[Rows from a dataset]
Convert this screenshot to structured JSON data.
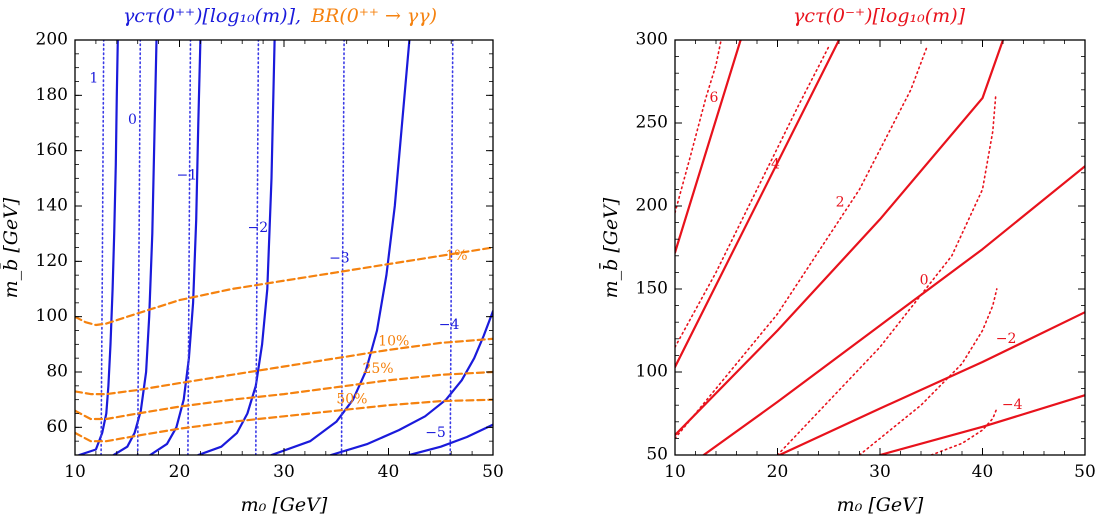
{
  "chart_data": [
    {
      "type": "line",
      "title": {
        "blue_part": "γcτ(0⁺⁺)[log₁₀(m)],",
        "orange_part": "BR(0⁺⁺ → γγ)"
      },
      "xlabel": "m₀ [GeV]",
      "ylabel": "m_b̄ [GeV]",
      "xlim": [
        10,
        50
      ],
      "ylim": [
        50,
        200
      ],
      "xticks": [
        "10",
        "20",
        "30",
        "40",
        "50"
      ],
      "yticks": [
        "60",
        "80",
        "100",
        "120",
        "140",
        "160",
        "180",
        "200"
      ],
      "colors": {
        "decay_solid": "#1a1adb",
        "decay_dotted": "#3a3ae6",
        "br_dashed": "#f5820f",
        "axes": "#000000"
      },
      "series": [
        {
          "label": "1",
          "style": "solid",
          "x": [
            10.4,
            12.0,
            12.6,
            13.0,
            13.2,
            13.4,
            13.6,
            13.75,
            13.9,
            14.0,
            14.1
          ],
          "y": [
            50,
            52,
            58,
            65,
            75,
            90,
            110,
            130,
            155,
            180,
            200
          ]
        },
        {
          "label": "1",
          "style": "dotted",
          "x": [
            12.5,
            12.55,
            12.6,
            12.65,
            12.7,
            12.75
          ],
          "y": [
            50,
            80,
            110,
            140,
            170,
            200
          ]
        },
        {
          "label": "0",
          "style": "solid",
          "x": [
            13.7,
            15.0,
            15.7,
            16.3,
            16.8,
            17.1,
            17.4,
            17.6,
            17.8
          ],
          "y": [
            50,
            53,
            58,
            66,
            80,
            100,
            130,
            165,
            200
          ]
        },
        {
          "label": "0",
          "style": "dotted",
          "x": [
            16.0,
            16.05,
            16.1,
            16.15,
            16.2,
            16.25
          ],
          "y": [
            50,
            80,
            110,
            140,
            170,
            200
          ]
        },
        {
          "label": "−1",
          "style": "solid",
          "x": [
            17.2,
            18.8,
            19.7,
            20.4,
            20.9,
            21.3,
            21.6,
            21.8,
            22.0
          ],
          "y": [
            50,
            54,
            60,
            70,
            85,
            105,
            135,
            170,
            200
          ]
        },
        {
          "label": "−1",
          "style": "dotted",
          "x": [
            20.8,
            20.85,
            20.9,
            20.95,
            21.0,
            21.05
          ],
          "y": [
            50,
            80,
            110,
            140,
            170,
            200
          ]
        },
        {
          "label": "−2",
          "style": "solid",
          "x": [
            21.8,
            24.0,
            25.5,
            26.5,
            27.3,
            27.9,
            28.4,
            28.8,
            29.1
          ],
          "y": [
            50,
            53,
            58,
            65,
            75,
            90,
            110,
            150,
            200
          ]
        },
        {
          "label": "−2",
          "style": "dotted",
          "x": [
            27.3,
            27.35,
            27.4,
            27.45,
            27.5,
            27.55
          ],
          "y": [
            50,
            80,
            110,
            140,
            170,
            200
          ]
        },
        {
          "label": "−3",
          "style": "solid",
          "x": [
            28.8,
            32.5,
            35.0,
            36.6,
            37.8,
            38.9,
            39.8,
            40.6,
            41.3,
            42.0
          ],
          "y": [
            50,
            55,
            62,
            70,
            80,
            95,
            115,
            140,
            170,
            200
          ]
        },
        {
          "label": "−3",
          "style": "dotted",
          "x": [
            35.5,
            35.55,
            35.6,
            35.65,
            35.7,
            35.75
          ],
          "y": [
            50,
            80,
            110,
            140,
            170,
            200
          ]
        },
        {
          "label": "−4",
          "style": "solid",
          "x": [
            34.5,
            38.0,
            41.0,
            43.5,
            45.5,
            47.0,
            48.2,
            49.1,
            50.0
          ],
          "y": [
            50,
            54,
            59,
            64,
            70,
            77,
            85,
            93,
            102
          ]
        },
        {
          "label": "−4",
          "style": "dotted",
          "x": [
            45.9,
            45.95,
            46.0,
            46.05,
            46.1,
            46.15
          ],
          "y": [
            50,
            80,
            110,
            140,
            170,
            200
          ]
        },
        {
          "label": "−5",
          "style": "solid",
          "x": [
            42.0,
            45.0,
            47.5,
            50.0
          ],
          "y": [
            50,
            53,
            56.5,
            61
          ]
        },
        {
          "label": "1%",
          "style": "dashed",
          "x": [
            10.0,
            11.0,
            12.0,
            13.0,
            15.0,
            20.0,
            25.0,
            30.0,
            35.0,
            40.0,
            45.0,
            50.0
          ],
          "y": [
            100,
            98,
            97,
            97.5,
            100,
            106,
            110,
            113,
            116,
            119,
            122,
            125
          ]
        },
        {
          "label": "10%",
          "style": "dashed",
          "x": [
            10.0,
            11.5,
            13.0,
            16.0,
            20.0,
            25.0,
            30.0,
            35.0,
            40.0,
            45.0,
            50.0
          ],
          "y": [
            73,
            72,
            72,
            73.5,
            76,
            79,
            82,
            85,
            88,
            90.5,
            92
          ]
        },
        {
          "label": "25%",
          "style": "dashed",
          "x": [
            10.0,
            11.5,
            13.0,
            16.0,
            20.0,
            25.0,
            30.0,
            35.0,
            40.0,
            45.0,
            50.0
          ],
          "y": [
            66,
            63,
            63,
            65,
            67.5,
            70,
            72,
            74.5,
            77,
            79,
            80
          ]
        },
        {
          "label": "50%",
          "style": "dashed",
          "x": [
            10.0,
            11.5,
            13.0,
            16.0,
            20.0,
            25.0,
            30.0,
            35.0,
            40.0,
            45.0,
            50.0
          ],
          "y": [
            58,
            55,
            55,
            57,
            59.5,
            62,
            64,
            66,
            68,
            69.5,
            70
          ]
        }
      ],
      "annotations": [
        {
          "text": "1",
          "x": 11.8,
          "y": 186,
          "color": "#1a1adb"
        },
        {
          "text": "0",
          "x": 15.5,
          "y": 171,
          "color": "#1a1adb"
        },
        {
          "text": "−1",
          "x": 20.7,
          "y": 151,
          "color": "#1a1adb"
        },
        {
          "text": "−2",
          "x": 27.5,
          "y": 132,
          "color": "#1a1adb"
        },
        {
          "text": "−3",
          "x": 35.3,
          "y": 121,
          "color": "#1a1adb"
        },
        {
          "text": "−4",
          "x": 45.8,
          "y": 97,
          "color": "#1a1adb"
        },
        {
          "text": "−5",
          "x": 44.5,
          "y": 58,
          "color": "#1a1adb"
        },
        {
          "text": "1%",
          "x": 46.5,
          "y": 122,
          "color": "#f5820f"
        },
        {
          "text": "10%",
          "x": 40.5,
          "y": 91,
          "color": "#f5820f"
        },
        {
          "text": "25%",
          "x": 39.0,
          "y": 81,
          "color": "#f5820f"
        },
        {
          "text": "50%",
          "x": 36.5,
          "y": 70,
          "color": "#f5820f"
        }
      ]
    },
    {
      "type": "line",
      "title": {
        "red_part": "γcτ(0⁻⁺)[log₁₀(m)]"
      },
      "xlabel": "m₀ [GeV]",
      "ylabel": "m_b̄ [GeV]",
      "xlim": [
        10,
        50
      ],
      "ylim": [
        50,
        300
      ],
      "xticks": [
        "10",
        "20",
        "30",
        "40",
        "50"
      ],
      "yticks": [
        "50",
        "100",
        "150",
        "200",
        "250",
        "300"
      ],
      "colors": {
        "solid": "#e8121c",
        "dotted": "#e8121c",
        "axes": "#000000"
      },
      "series": [
        {
          "label": "6",
          "style": "solid",
          "x": [
            10.0,
            16.4
          ],
          "y": [
            172,
            300
          ]
        },
        {
          "label": "6",
          "style": "dotted",
          "x": [
            10.0,
            11.5,
            13.0,
            14.0,
            14.5
          ],
          "y": [
            196,
            230,
            265,
            285,
            300
          ]
        },
        {
          "label": "4",
          "style": "solid",
          "x": [
            10.0,
            26.0
          ],
          "y": [
            103,
            300
          ]
        },
        {
          "label": "4",
          "style": "dotted",
          "x": [
            10.0,
            14.0,
            18.0,
            22.0,
            25.0
          ],
          "y": [
            115,
            160,
            210,
            260,
            296
          ]
        },
        {
          "label": "2",
          "style": "solid",
          "x": [
            10.0,
            20.0,
            30.0,
            40.0,
            42.0
          ],
          "y": [
            62,
            125,
            192,
            265,
            300
          ]
        },
        {
          "label": "2",
          "style": "dotted",
          "x": [
            10.0,
            20.0,
            28.0,
            33.0,
            34.6
          ],
          "y": [
            60,
            135,
            210,
            270,
            296
          ]
        },
        {
          "label": "0",
          "style": "solid",
          "x": [
            12.8,
            20.0,
            30.0,
            40.0,
            50.0
          ],
          "y": [
            50,
            82,
            128,
            174,
            224
          ]
        },
        {
          "label": "0",
          "style": "dotted",
          "x": [
            20.0,
            30.0,
            37.0,
            40.0,
            41.0,
            41.3
          ],
          "y": [
            50,
            115,
            170,
            210,
            245,
            267
          ]
        },
        {
          "label": "−2",
          "style": "solid",
          "x": [
            20.2,
            30.0,
            40.0,
            50.0
          ],
          "y": [
            50,
            78,
            106,
            136
          ]
        },
        {
          "label": "−2",
          "style": "dotted",
          "x": [
            28.0,
            34.0,
            38.0,
            40.0,
            41.0,
            41.4
          ],
          "y": [
            50,
            80,
            105,
            125,
            140,
            150
          ]
        },
        {
          "label": "−4",
          "style": "solid",
          "x": [
            30.0,
            40.0,
            50.0
          ],
          "y": [
            50,
            67,
            86
          ]
        },
        {
          "label": "−4",
          "style": "dotted",
          "x": [
            35.0,
            38.0,
            40.0,
            41.0,
            41.4
          ],
          "y": [
            50,
            57,
            65,
            72,
            78
          ]
        }
      ],
      "annotations": [
        {
          "text": "6",
          "x": 13.8,
          "y": 265,
          "color": "#e8121c"
        },
        {
          "text": "4",
          "x": 19.8,
          "y": 225,
          "color": "#e8121c"
        },
        {
          "text": "2",
          "x": 26.1,
          "y": 202,
          "color": "#e8121c"
        },
        {
          "text": "0",
          "x": 34.3,
          "y": 155,
          "color": "#e8121c"
        },
        {
          "text": "−2",
          "x": 42.3,
          "y": 120,
          "color": "#e8121c"
        },
        {
          "text": "−4",
          "x": 42.9,
          "y": 80,
          "color": "#e8121c"
        }
      ]
    }
  ]
}
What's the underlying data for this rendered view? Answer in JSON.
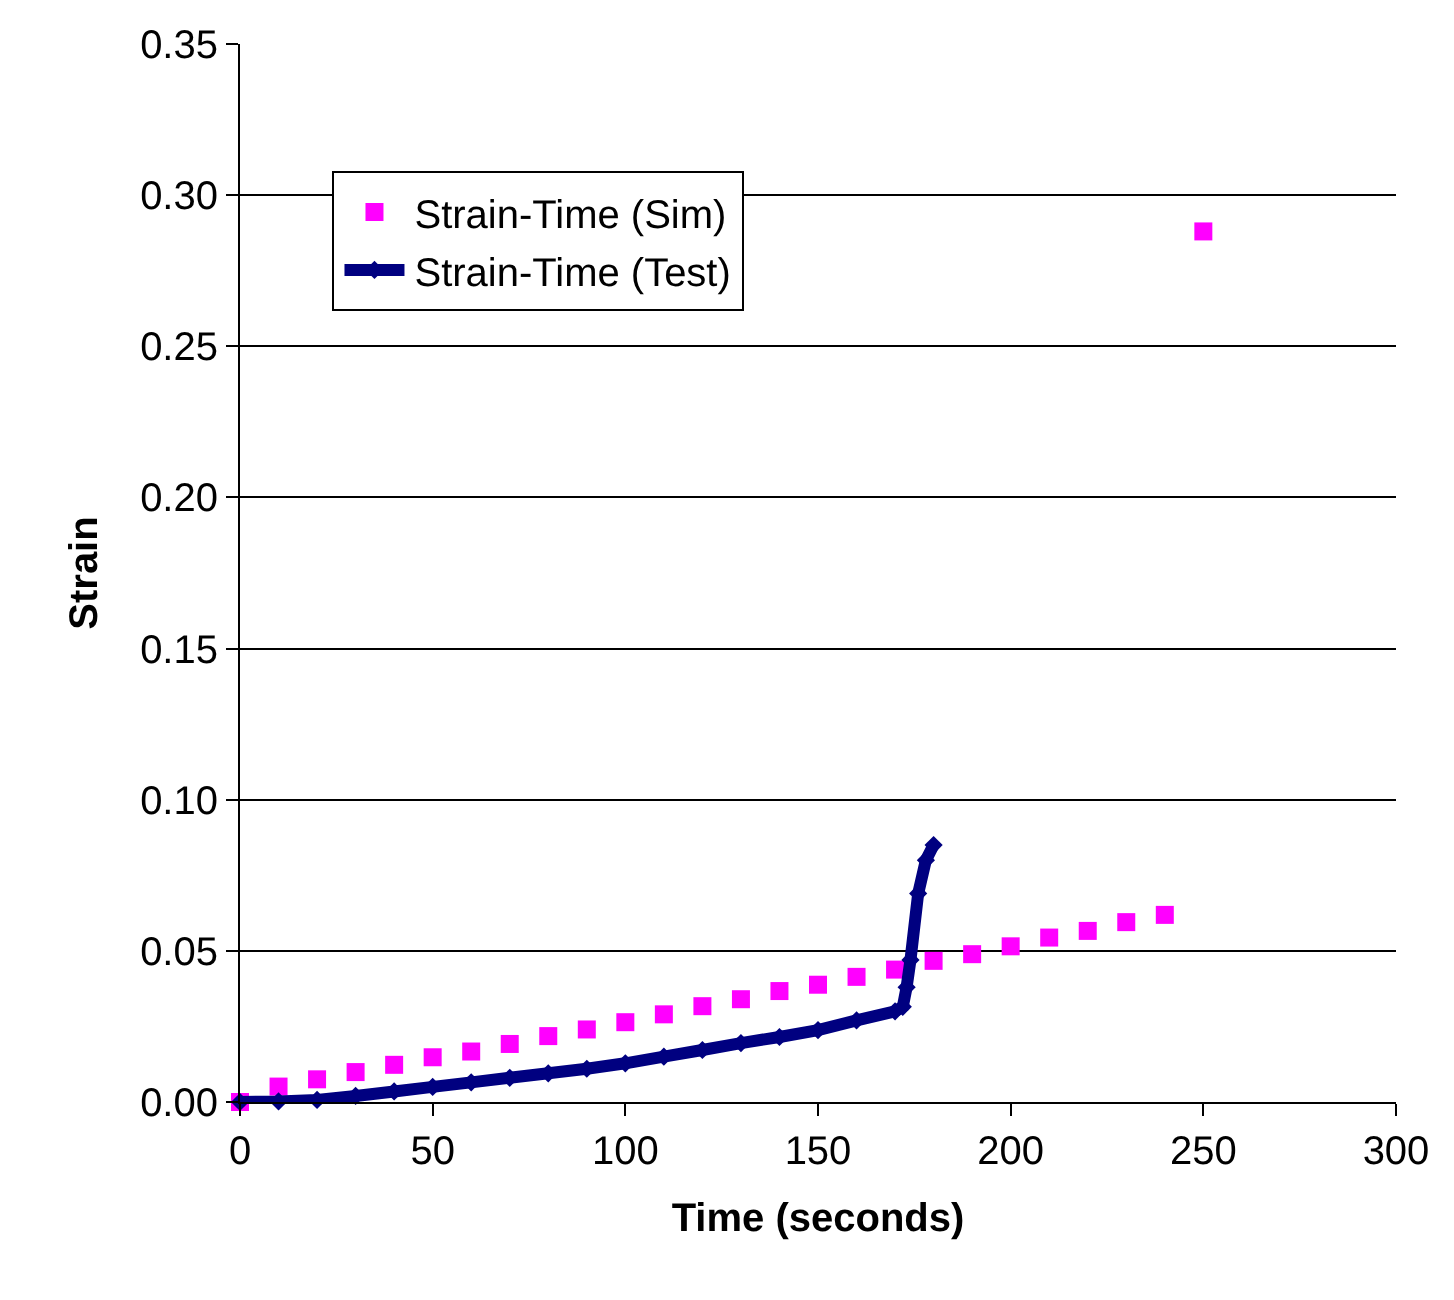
{
  "chart_data": {
    "type": "scatter",
    "xlabel": "Time (seconds)",
    "ylabel": "Strain",
    "xlim": [
      0,
      300
    ],
    "xticks": [
      0,
      50,
      100,
      150,
      200,
      250,
      300
    ],
    "ylim": [
      0,
      0.35
    ],
    "yticks": [
      {
        "value": 0,
        "label": "0.00"
      },
      {
        "value": 0.05,
        "label": "0.05"
      },
      {
        "value": 0.1,
        "label": "0.10"
      },
      {
        "value": 0.15,
        "label": "0.15"
      },
      {
        "value": 0.2,
        "label": "0.20"
      },
      {
        "value": 0.25,
        "label": "0.25"
      },
      {
        "value": 0.3,
        "label": "0.30"
      },
      {
        "value": 0.35,
        "label": "0.35"
      }
    ],
    "grid": "y",
    "legend": "top left",
    "series": [
      {
        "name": "Strain-Time (Sim)",
        "marker": "square",
        "color": "#ff00ff",
        "x": [
          0,
          10,
          20,
          30,
          40,
          50,
          60,
          70,
          80,
          90,
          100,
          110,
          120,
          130,
          140,
          150,
          160,
          170,
          180,
          190,
          200,
          210,
          220,
          230,
          240,
          250
        ],
        "values": [
          0,
          0.0051,
          0.0075,
          0.0099,
          0.0123,
          0.0148,
          0.0167,
          0.0192,
          0.0218,
          0.024,
          0.0264,
          0.029,
          0.0317,
          0.034,
          0.0367,
          0.0388,
          0.0414,
          0.0438,
          0.0467,
          0.0489,
          0.0515,
          0.0544,
          0.0566,
          0.0595,
          0.0619,
          0.288
        ]
      },
      {
        "name": "Strain-Time (Test)",
        "type": "line",
        "marker": "diamond",
        "color": "#000080",
        "x": [
          0,
          10,
          20,
          30,
          40,
          50,
          60,
          70,
          80,
          90,
          100,
          110,
          120,
          130,
          140,
          150,
          160,
          170,
          172,
          173,
          174,
          176,
          178,
          180
        ],
        "values": [
          0,
          0.0002,
          0.0007,
          0.002,
          0.0035,
          0.005,
          0.0065,
          0.008,
          0.0095,
          0.011,
          0.0128,
          0.015,
          0.0172,
          0.0195,
          0.0215,
          0.0238,
          0.027,
          0.03,
          0.0315,
          0.038,
          0.047,
          0.069,
          0.08,
          0.085
        ]
      }
    ]
  }
}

# [Description of the task]
Copy each line holding the word "Time" from the listing above.

# [Reply]
    "xlabel": "Time (seconds)",
        "name": "Strain-Time (Sim)",
        "name": "Strain-Time (Test)",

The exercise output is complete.